Reproduce all entries verbatim, with nothing added or dropped.
— BEGIN INPUT RECORDS —
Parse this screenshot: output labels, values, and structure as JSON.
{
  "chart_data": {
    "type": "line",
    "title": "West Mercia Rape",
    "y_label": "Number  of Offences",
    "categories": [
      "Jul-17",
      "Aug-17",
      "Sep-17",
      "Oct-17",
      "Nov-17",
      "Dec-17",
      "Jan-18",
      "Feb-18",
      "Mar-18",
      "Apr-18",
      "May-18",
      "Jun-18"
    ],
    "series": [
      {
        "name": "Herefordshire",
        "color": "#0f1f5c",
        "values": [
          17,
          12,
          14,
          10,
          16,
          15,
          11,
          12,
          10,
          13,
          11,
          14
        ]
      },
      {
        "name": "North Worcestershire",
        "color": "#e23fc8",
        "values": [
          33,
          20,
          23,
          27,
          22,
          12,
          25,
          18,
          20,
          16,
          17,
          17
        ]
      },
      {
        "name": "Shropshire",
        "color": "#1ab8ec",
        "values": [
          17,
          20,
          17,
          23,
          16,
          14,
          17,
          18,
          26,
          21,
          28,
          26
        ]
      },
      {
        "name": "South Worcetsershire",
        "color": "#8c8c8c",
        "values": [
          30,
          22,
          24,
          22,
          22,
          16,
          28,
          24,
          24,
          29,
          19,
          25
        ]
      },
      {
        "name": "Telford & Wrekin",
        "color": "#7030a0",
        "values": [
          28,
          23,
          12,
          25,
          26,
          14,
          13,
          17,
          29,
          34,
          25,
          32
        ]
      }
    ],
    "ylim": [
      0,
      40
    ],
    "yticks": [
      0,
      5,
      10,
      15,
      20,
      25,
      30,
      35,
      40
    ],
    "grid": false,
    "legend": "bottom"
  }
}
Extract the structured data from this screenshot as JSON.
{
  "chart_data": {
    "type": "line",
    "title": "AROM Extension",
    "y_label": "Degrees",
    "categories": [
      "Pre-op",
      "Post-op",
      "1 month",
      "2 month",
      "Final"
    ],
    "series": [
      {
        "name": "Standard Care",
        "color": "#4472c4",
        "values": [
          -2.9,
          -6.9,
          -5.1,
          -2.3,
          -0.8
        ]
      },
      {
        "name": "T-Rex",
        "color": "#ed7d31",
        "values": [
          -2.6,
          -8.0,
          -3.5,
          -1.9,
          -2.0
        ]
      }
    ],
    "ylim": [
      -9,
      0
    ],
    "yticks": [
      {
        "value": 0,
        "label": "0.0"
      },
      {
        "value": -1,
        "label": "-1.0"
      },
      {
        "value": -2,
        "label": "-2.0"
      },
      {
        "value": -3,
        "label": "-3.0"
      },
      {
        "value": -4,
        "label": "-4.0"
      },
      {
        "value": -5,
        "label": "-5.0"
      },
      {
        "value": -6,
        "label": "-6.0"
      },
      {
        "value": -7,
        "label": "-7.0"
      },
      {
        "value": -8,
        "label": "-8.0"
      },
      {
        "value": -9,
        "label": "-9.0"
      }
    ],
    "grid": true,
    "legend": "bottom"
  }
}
— END INPUT RECORDS —
## [FULL RESPONSE]
Parse this screenshot: output labels, values, and structure as JSON.
{
  "chart_data": {
    "type": "line",
    "title": "West Mercia Rape",
    "y_label": "Number  of Offences",
    "categories": [
      "Jul-17",
      "Aug-17",
      "Sep-17",
      "Oct-17",
      "Nov-17",
      "Dec-17",
      "Jan-18",
      "Feb-18",
      "Mar-18",
      "Apr-18",
      "May-18",
      "Jun-18"
    ],
    "series": [
      {
        "name": "Herefordshire",
        "color": "#0f1f5c",
        "values": [
          17,
          12,
          14,
          10,
          16,
          15,
          11,
          12,
          10,
          13,
          11,
          14
        ]
      },
      {
        "name": "North Worcestershire",
        "color": "#e23fc8",
        "values": [
          33,
          20,
          23,
          27,
          22,
          12,
          25,
          18,
          20,
          16,
          17,
          17
        ]
      },
      {
        "name": "Shropshire",
        "color": "#1ab8ec",
        "values": [
          17,
          20,
          17,
          23,
          16,
          14,
          17,
          18,
          26,
          21,
          28,
          26
        ]
      },
      {
        "name": "South Worcetsershire",
        "color": "#8c8c8c",
        "values": [
          30,
          22,
          24,
          22,
          22,
          16,
          28,
          24,
          24,
          29,
          19,
          25
        ]
      },
      {
        "name": "Telford & Wrekin",
        "color": "#7030a0",
        "values": [
          28,
          23,
          12,
          25,
          26,
          14,
          13,
          17,
          29,
          34,
          25,
          32
        ]
      }
    ],
    "ylim": [
      0,
      40
    ],
    "yticks": [
      0,
      5,
      10,
      15,
      20,
      25,
      30,
      35,
      40
    ],
    "grid": false,
    "legend": "bottom"
  }
}
Extract the structured data from this screenshot as JSON.
{
  "chart_data": {
    "type": "line",
    "title": "AROM Extension",
    "y_label": "Degrees",
    "categories": [
      "Pre-op",
      "Post-op",
      "1 month",
      "2 month",
      "Final"
    ],
    "series": [
      {
        "name": "Standard Care",
        "color": "#4472c4",
        "values": [
          -2.9,
          -6.9,
          -5.1,
          -2.3,
          -0.8
        ]
      },
      {
        "name": "T-Rex",
        "color": "#ed7d31",
        "values": [
          -2.6,
          -8.0,
          -3.5,
          -1.9,
          -2.0
        ]
      }
    ],
    "ylim": [
      -9,
      0
    ],
    "yticks": [
      {
        "value": 0,
        "label": "0.0"
      },
      {
        "value": -1,
        "label": "-1.0"
      },
      {
        "value": -2,
        "label": "-2.0"
      },
      {
        "value": -3,
        "label": "-3.0"
      },
      {
        "value": -4,
        "label": "-4.0"
      },
      {
        "value": -5,
        "label": "-5.0"
      },
      {
        "value": -6,
        "label": "-6.0"
      },
      {
        "value": -7,
        "label": "-7.0"
      },
      {
        "value": -8,
        "label": "-8.0"
      },
      {
        "value": -9,
        "label": "-9.0"
      }
    ],
    "grid": true,
    "legend": "bottom"
  }
}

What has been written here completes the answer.